### GIVEN PROBLEM
Check each line of the material below, and copy it if it holds the string "אינסטרומנטס".

____

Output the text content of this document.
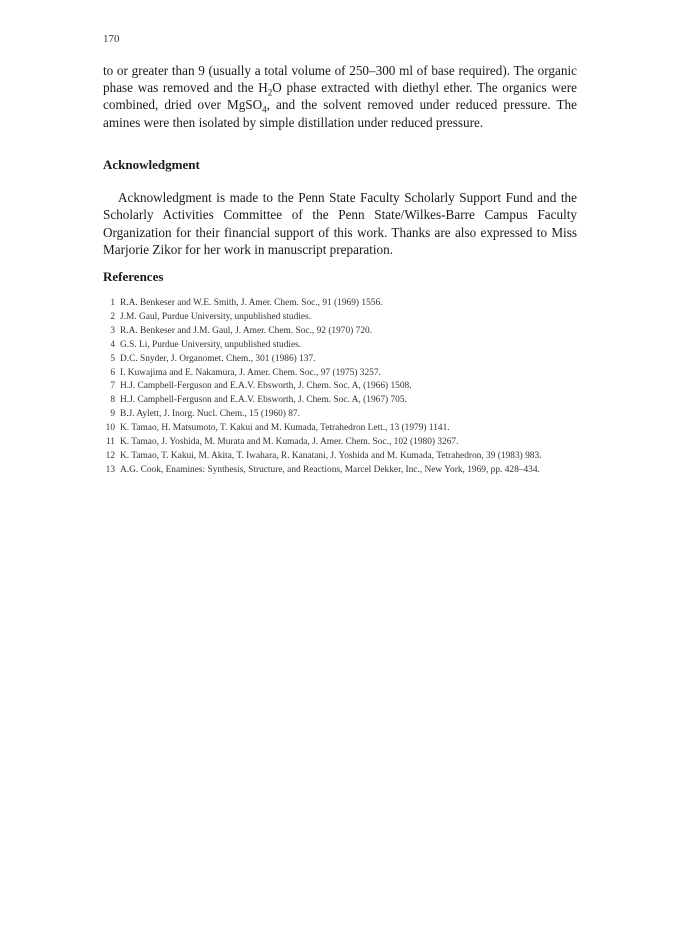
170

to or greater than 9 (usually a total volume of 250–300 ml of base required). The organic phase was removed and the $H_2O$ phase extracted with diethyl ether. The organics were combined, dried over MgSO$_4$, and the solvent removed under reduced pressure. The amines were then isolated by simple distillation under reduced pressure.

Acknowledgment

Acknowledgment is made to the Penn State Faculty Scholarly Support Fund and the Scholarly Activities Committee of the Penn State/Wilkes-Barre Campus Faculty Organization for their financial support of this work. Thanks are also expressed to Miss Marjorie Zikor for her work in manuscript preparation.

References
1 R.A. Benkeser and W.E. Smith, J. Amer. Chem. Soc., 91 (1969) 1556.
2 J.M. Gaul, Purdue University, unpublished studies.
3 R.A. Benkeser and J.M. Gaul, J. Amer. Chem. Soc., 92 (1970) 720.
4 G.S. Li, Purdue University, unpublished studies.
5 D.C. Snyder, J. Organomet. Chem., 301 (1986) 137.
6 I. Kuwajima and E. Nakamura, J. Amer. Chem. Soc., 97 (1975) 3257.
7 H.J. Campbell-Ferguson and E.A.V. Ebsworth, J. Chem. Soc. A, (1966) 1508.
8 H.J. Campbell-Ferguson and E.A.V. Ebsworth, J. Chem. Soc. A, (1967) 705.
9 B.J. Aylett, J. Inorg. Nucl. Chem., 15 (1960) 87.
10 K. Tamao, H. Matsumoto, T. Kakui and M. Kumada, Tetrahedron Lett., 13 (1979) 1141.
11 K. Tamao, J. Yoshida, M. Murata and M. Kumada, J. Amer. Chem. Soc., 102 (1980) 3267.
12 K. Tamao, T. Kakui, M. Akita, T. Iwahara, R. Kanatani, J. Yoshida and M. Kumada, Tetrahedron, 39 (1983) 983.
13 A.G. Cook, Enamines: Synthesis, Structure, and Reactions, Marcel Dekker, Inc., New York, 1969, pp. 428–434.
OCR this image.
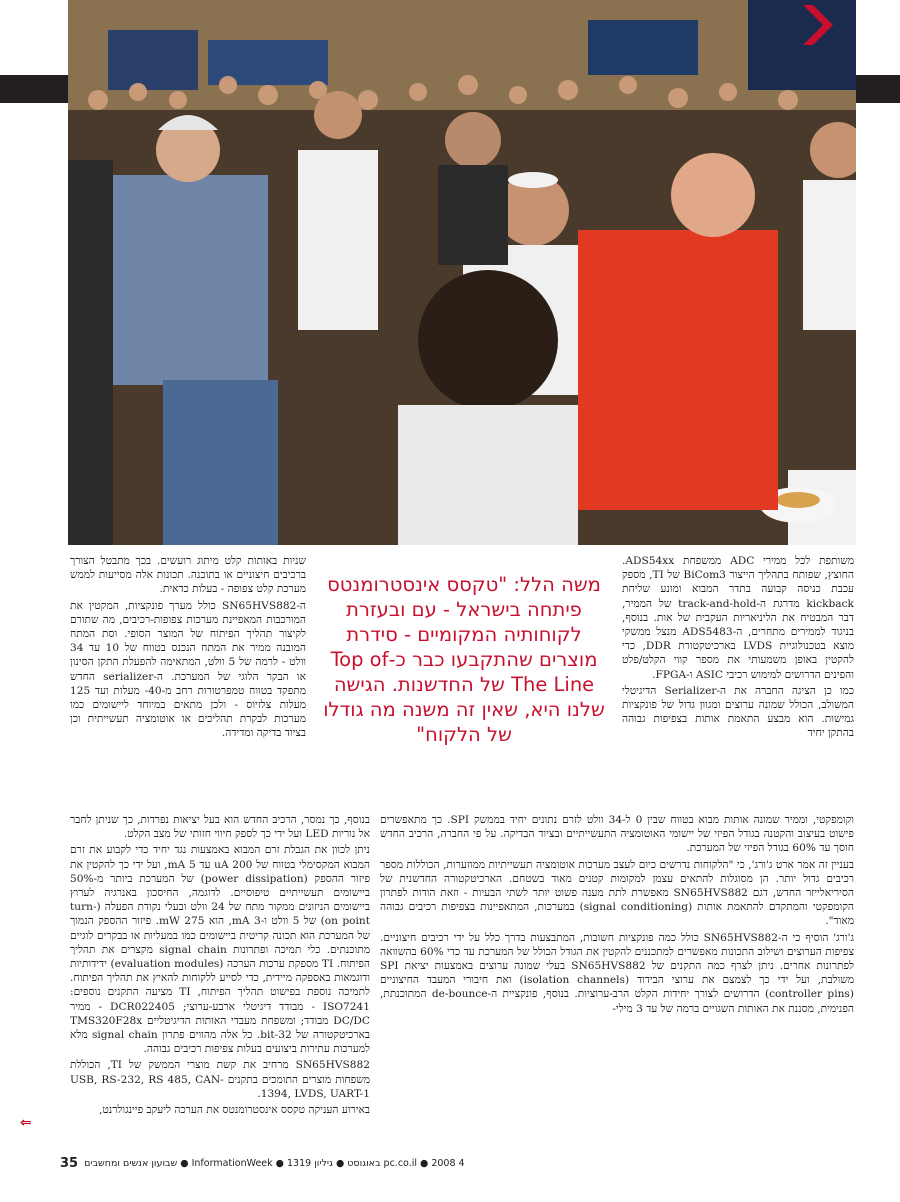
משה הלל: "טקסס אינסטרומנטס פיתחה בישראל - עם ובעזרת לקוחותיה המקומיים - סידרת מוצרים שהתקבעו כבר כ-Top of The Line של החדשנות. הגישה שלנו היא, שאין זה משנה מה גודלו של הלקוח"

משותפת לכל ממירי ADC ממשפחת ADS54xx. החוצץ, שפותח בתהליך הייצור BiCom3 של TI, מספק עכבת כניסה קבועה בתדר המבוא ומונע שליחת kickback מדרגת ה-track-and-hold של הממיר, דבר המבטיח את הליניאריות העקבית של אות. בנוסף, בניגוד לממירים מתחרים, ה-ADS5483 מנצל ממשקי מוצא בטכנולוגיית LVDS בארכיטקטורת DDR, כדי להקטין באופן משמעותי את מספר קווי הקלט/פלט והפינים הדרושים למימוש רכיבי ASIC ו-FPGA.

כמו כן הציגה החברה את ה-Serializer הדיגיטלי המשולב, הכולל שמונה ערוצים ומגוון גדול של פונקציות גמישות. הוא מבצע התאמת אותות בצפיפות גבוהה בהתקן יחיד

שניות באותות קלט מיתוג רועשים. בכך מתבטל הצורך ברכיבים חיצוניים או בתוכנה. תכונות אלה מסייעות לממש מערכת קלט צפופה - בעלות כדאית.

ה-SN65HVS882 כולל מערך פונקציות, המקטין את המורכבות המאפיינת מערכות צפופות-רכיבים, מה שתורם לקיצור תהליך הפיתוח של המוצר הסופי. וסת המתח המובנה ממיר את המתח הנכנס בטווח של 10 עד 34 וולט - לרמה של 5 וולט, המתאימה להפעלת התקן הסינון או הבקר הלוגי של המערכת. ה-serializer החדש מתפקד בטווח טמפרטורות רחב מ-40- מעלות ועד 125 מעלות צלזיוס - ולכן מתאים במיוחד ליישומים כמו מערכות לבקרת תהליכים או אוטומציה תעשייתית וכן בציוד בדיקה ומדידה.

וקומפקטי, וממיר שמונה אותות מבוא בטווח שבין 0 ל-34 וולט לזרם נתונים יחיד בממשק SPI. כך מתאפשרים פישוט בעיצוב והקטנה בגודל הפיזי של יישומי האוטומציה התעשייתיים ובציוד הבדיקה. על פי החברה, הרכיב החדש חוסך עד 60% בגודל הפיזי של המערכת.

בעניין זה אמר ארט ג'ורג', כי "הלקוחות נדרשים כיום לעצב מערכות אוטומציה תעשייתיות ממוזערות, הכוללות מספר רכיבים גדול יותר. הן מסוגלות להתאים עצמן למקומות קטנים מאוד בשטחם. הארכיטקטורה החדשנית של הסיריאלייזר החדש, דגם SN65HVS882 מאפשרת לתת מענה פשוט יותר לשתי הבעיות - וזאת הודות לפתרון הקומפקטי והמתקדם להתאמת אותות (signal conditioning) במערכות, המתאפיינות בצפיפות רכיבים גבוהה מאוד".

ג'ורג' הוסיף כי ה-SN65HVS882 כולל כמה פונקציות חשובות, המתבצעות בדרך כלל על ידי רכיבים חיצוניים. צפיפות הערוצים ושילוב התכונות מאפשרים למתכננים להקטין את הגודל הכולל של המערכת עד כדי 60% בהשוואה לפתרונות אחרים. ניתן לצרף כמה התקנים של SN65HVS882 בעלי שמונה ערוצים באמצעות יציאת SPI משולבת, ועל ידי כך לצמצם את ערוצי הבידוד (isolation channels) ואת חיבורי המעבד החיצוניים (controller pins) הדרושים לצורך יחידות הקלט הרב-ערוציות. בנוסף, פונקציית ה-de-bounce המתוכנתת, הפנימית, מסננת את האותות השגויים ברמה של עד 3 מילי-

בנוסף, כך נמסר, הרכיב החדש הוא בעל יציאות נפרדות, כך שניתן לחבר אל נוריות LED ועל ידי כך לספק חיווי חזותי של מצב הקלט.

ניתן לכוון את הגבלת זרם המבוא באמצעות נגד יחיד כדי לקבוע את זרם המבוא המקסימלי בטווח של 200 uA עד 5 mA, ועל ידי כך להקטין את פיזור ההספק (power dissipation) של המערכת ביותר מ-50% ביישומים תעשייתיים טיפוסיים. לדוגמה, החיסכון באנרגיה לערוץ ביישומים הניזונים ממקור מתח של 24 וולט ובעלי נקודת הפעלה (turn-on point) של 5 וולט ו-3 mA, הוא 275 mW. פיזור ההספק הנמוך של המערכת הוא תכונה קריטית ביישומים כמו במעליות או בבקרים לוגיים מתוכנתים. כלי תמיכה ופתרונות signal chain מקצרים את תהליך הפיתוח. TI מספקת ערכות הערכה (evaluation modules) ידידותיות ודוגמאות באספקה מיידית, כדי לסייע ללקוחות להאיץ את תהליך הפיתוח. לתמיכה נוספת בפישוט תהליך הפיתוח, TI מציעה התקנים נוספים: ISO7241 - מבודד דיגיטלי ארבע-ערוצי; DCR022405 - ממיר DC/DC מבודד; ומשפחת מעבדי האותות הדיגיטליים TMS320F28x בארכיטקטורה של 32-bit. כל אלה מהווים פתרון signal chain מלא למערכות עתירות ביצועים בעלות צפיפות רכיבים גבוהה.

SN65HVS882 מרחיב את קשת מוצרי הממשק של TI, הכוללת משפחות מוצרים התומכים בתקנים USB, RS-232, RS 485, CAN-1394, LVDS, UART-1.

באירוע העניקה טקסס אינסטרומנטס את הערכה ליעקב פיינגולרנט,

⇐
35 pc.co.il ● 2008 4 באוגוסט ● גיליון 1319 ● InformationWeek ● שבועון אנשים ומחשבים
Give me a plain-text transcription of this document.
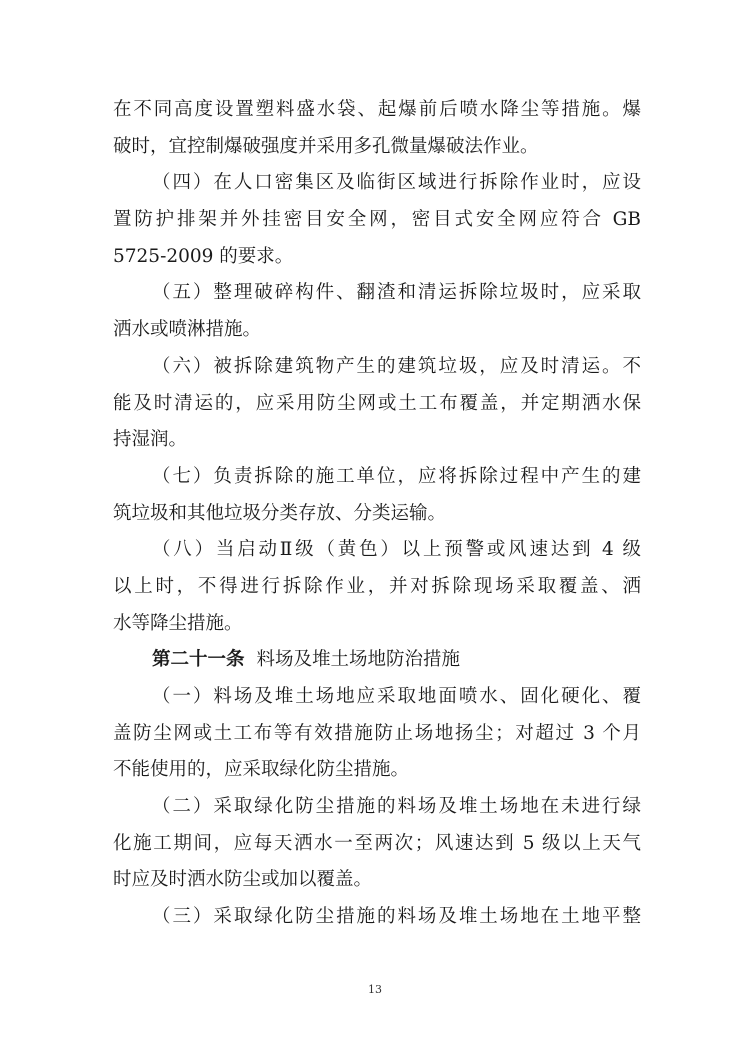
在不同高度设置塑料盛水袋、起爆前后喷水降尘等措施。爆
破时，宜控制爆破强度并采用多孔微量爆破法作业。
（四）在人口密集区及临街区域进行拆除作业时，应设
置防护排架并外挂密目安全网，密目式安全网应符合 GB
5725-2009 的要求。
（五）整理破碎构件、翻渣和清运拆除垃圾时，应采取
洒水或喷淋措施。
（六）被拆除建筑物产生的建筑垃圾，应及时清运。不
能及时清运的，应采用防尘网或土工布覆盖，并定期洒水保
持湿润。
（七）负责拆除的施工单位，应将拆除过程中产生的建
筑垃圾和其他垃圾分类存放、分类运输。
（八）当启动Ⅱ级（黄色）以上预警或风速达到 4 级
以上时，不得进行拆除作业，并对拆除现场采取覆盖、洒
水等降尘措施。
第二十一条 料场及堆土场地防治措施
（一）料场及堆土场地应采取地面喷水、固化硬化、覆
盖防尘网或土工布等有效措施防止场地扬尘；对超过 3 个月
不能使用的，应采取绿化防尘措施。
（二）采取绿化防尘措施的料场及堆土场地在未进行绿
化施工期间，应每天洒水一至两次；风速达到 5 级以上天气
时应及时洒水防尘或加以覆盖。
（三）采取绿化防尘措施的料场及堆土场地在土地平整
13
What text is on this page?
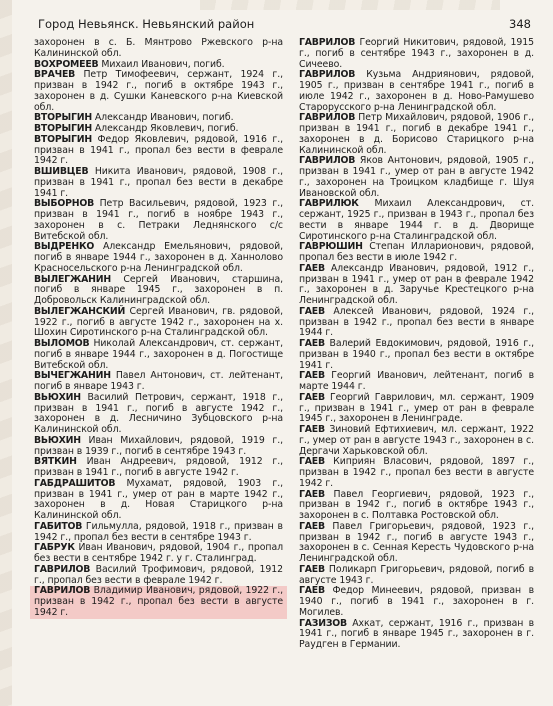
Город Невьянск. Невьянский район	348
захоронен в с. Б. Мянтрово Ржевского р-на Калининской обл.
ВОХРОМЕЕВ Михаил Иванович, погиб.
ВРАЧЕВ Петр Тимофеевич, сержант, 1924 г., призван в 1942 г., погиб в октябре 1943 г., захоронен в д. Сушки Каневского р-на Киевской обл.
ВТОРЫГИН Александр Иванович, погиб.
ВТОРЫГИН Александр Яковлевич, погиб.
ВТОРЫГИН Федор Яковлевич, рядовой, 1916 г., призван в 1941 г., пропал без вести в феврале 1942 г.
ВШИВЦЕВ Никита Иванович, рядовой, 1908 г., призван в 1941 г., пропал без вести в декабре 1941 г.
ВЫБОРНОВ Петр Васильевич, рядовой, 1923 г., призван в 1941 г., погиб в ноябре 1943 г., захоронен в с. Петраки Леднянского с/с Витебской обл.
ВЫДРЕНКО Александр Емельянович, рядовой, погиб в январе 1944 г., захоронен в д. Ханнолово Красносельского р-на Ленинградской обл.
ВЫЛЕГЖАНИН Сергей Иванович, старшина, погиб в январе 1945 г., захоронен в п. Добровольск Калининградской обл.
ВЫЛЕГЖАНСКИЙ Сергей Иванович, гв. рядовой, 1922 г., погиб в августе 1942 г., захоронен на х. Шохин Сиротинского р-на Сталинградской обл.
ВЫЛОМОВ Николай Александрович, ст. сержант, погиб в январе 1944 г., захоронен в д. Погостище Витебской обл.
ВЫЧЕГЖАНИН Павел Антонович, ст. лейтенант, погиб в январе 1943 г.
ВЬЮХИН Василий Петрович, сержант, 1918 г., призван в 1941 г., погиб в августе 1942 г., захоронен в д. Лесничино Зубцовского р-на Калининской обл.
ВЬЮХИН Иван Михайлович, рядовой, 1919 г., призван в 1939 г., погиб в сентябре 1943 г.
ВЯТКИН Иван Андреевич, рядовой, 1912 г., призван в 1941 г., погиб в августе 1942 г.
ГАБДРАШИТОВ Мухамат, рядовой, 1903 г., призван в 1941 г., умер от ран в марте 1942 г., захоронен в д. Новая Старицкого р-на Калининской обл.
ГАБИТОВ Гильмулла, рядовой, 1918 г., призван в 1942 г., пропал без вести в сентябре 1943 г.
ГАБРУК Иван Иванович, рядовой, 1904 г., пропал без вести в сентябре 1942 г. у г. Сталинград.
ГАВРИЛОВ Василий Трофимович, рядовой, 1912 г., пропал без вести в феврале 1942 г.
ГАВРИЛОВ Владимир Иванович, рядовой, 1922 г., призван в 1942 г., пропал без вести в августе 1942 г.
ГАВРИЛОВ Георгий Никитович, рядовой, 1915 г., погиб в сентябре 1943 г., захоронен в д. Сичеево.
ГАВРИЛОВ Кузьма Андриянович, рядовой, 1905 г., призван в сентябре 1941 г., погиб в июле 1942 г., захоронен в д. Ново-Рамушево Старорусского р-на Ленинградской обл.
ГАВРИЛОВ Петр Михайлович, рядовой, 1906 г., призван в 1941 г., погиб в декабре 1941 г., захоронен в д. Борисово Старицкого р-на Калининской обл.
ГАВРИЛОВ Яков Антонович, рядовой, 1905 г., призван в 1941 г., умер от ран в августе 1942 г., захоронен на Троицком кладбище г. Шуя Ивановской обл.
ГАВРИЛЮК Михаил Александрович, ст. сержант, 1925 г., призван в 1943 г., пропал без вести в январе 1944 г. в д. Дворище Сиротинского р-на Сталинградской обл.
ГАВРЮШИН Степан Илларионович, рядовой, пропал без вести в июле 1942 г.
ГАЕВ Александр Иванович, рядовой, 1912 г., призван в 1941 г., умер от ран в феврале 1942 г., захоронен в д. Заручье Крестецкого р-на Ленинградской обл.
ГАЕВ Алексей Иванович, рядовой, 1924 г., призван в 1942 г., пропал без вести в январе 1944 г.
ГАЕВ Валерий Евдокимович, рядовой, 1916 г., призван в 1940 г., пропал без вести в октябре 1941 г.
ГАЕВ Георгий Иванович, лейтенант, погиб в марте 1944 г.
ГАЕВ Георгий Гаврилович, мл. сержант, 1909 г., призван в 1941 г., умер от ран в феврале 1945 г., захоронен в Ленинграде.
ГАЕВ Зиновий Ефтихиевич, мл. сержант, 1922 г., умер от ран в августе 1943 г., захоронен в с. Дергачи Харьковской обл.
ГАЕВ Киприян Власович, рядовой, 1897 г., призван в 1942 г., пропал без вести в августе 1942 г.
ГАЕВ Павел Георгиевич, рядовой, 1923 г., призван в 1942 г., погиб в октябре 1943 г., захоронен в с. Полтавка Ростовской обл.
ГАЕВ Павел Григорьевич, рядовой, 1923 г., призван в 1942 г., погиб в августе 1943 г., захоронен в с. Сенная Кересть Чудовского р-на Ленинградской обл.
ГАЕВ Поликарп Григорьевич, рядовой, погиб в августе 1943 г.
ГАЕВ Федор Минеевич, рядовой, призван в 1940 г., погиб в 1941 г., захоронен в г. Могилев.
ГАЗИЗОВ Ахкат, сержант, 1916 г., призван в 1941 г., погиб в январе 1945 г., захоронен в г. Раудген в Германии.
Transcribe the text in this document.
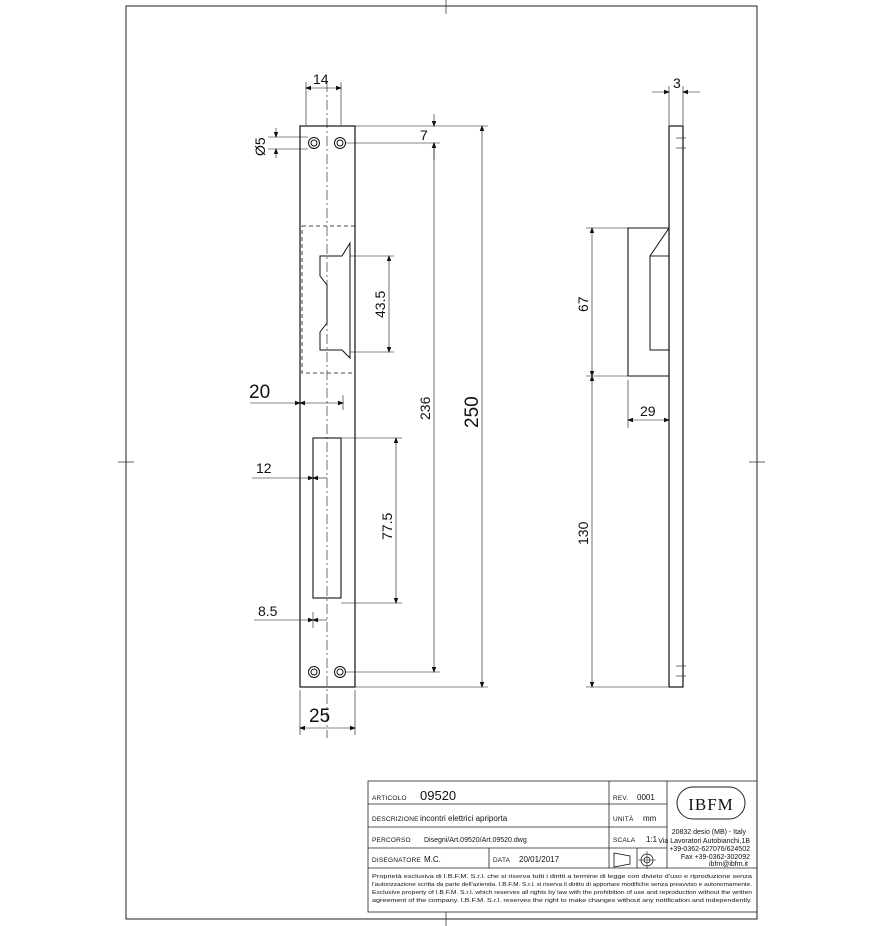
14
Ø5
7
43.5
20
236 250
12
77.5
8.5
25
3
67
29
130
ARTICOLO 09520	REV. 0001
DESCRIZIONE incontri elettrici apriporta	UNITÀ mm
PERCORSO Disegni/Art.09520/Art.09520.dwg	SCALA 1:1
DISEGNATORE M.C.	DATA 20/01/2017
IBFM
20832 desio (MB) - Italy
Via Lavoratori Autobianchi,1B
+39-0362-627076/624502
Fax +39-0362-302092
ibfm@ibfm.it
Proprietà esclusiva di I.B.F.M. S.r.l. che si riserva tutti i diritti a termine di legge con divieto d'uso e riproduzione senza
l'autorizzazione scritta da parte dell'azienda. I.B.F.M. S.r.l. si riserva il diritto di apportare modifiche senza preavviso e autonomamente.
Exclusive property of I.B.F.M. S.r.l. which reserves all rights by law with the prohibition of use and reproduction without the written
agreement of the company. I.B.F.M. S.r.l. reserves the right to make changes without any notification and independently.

____

### FINAL RESULT
משה הלל: "טקסס אינסטרומנטס פיתחה בישראל - עם ובעזרת לקוחותיה המקומיים - סידרת מוצרים שהתקבעו כבר כ-Top of The Line של החדשנות. הגישה שלנו היא, שאין זה משנה מה גודלו של הלקוח"
באירוע העניקה טקסס אינסטרומנטס את הערכה ליעקב פיינגולרנט,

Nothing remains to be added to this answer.